What you will do:
Give the data below again exactly as it stands. Omit the pictures.

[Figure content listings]
★ ★ ★ ★ ★

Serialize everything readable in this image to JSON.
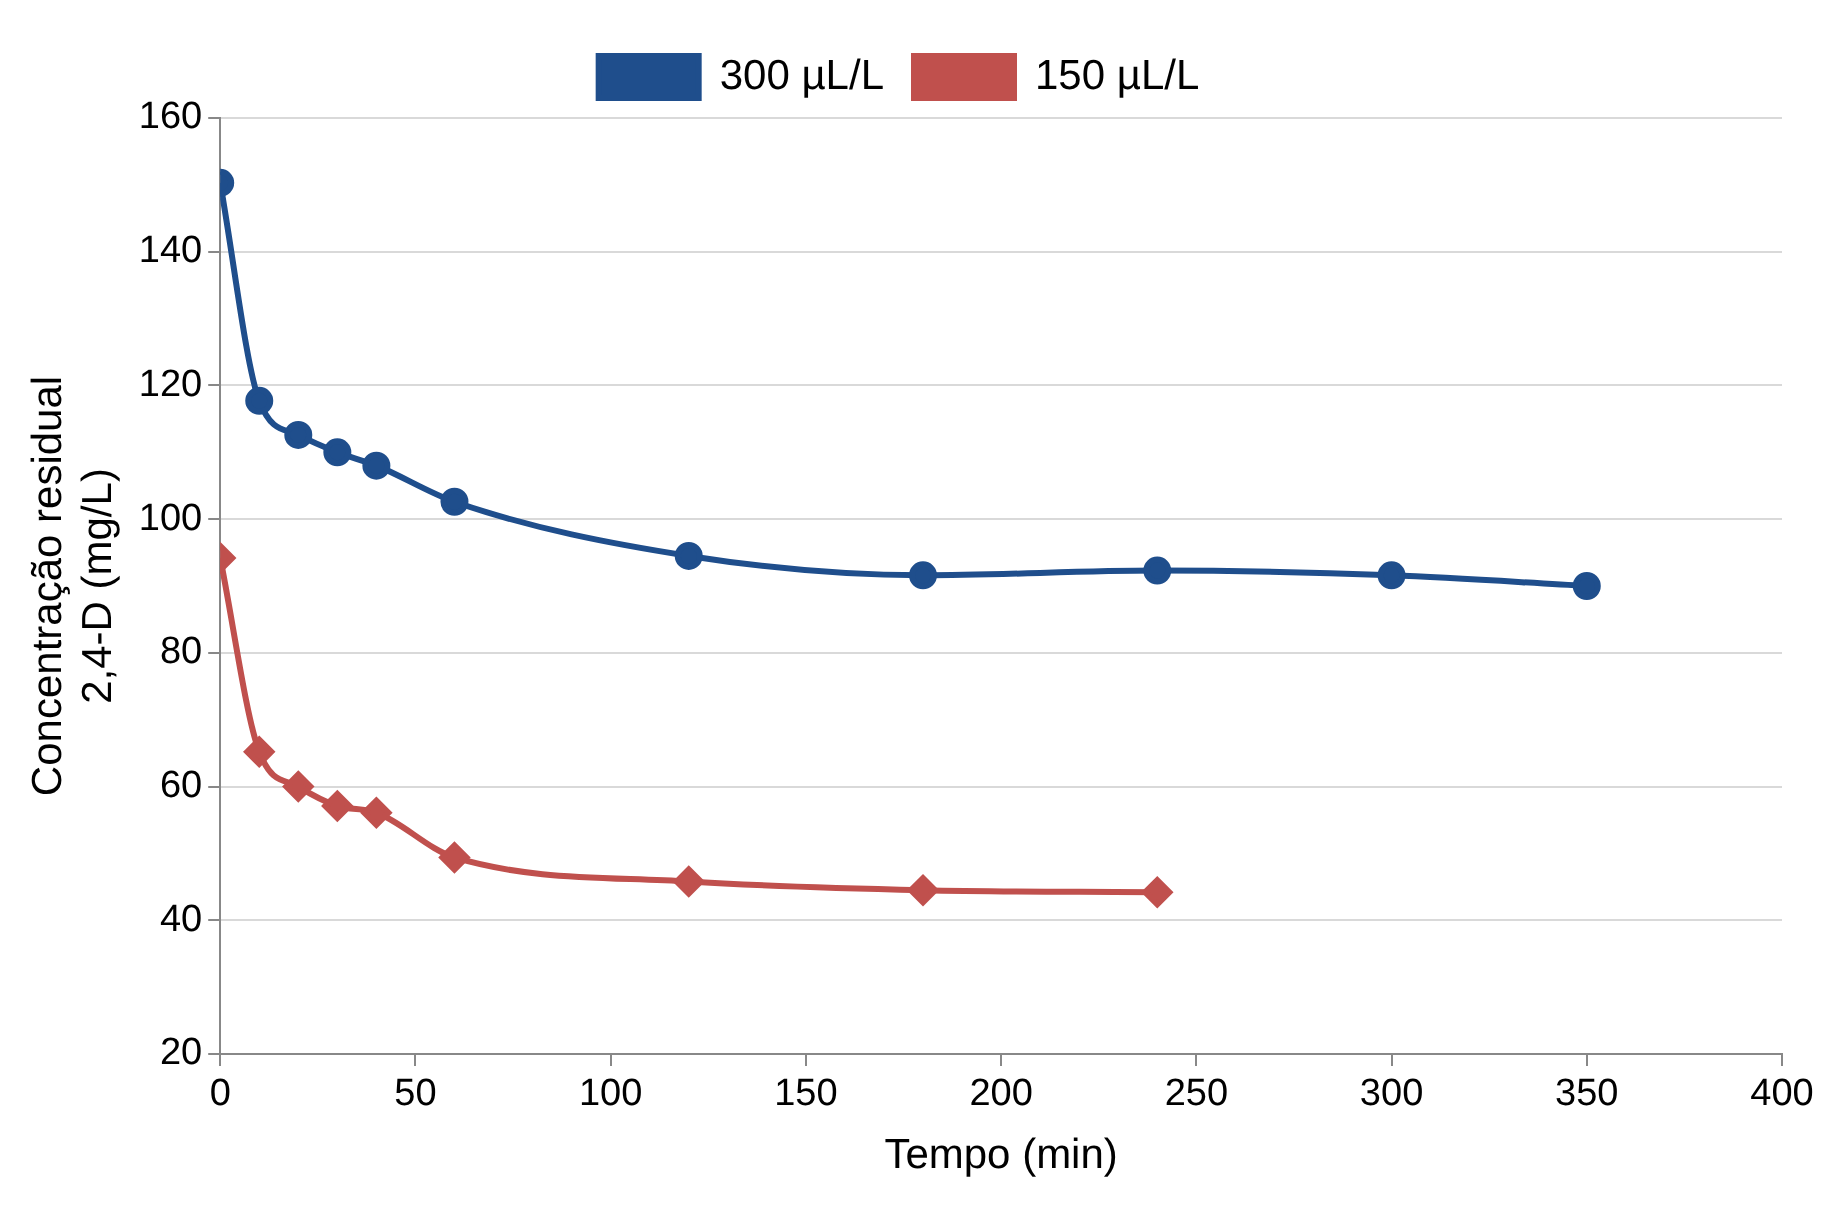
{
  "chart_data": {
    "type": "line",
    "xlabel": "Tempo (min)",
    "ylabel": "Concentração residual\n2,4-D (mg/L)",
    "xlim": [
      0,
      400
    ],
    "xticks": [
      0,
      50,
      100,
      150,
      200,
      250,
      300,
      350,
      400
    ],
    "ylim": [
      20,
      160
    ],
    "yticks": [
      20,
      40,
      60,
      80,
      100,
      120,
      140,
      160
    ],
    "grid": "y",
    "legend": "top",
    "series": [
      {
        "name": "300 µL/L",
        "color": "#1f4e8c",
        "marker": "circle",
        "x": [
          0,
          10,
          20,
          30,
          40,
          60,
          120,
          180,
          240,
          300,
          350
        ],
        "values": [
          150.3,
          117.7,
          112.6,
          110,
          108,
          102.6,
          94.5,
          91.6,
          92.3,
          91.6,
          90
        ]
      },
      {
        "name": "150 µL/L",
        "color": "#c0504d",
        "marker": "diamond",
        "x": [
          0,
          10,
          20,
          30,
          40,
          60,
          120,
          180,
          240
        ],
        "values": [
          94.2,
          65.2,
          60,
          57.1,
          56.1,
          49.4,
          45.8,
          44.5,
          44.2
        ]
      }
    ]
  }
}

★ ★ ★ ★ ★

The completed task:
Serialize everything readable in this image to JSON.
{
  "chart_data": {
    "type": "line",
    "xlabel": "Tempo (min)",
    "ylabel": "Concentração residual\n2,4-D (mg/L)",
    "xlim": [
      0,
      400
    ],
    "xticks": [
      0,
      50,
      100,
      150,
      200,
      250,
      300,
      350,
      400
    ],
    "ylim": [
      20,
      160
    ],
    "yticks": [
      20,
      40,
      60,
      80,
      100,
      120,
      140,
      160
    ],
    "grid": "y",
    "legend": "top",
    "series": [
      {
        "name": "300 µL/L",
        "color": "#1f4e8c",
        "marker": "circle",
        "x": [
          0,
          10,
          20,
          30,
          40,
          60,
          120,
          180,
          240,
          300,
          350
        ],
        "values": [
          150.3,
          117.7,
          112.6,
          110,
          108,
          102.6,
          94.5,
          91.6,
          92.3,
          91.6,
          90
        ]
      },
      {
        "name": "150 µL/L",
        "color": "#c0504d",
        "marker": "diamond",
        "x": [
          0,
          10,
          20,
          30,
          40,
          60,
          120,
          180,
          240
        ],
        "values": [
          94.2,
          65.2,
          60,
          57.1,
          56.1,
          49.4,
          45.8,
          44.5,
          44.2
        ]
      }
    ]
  }
}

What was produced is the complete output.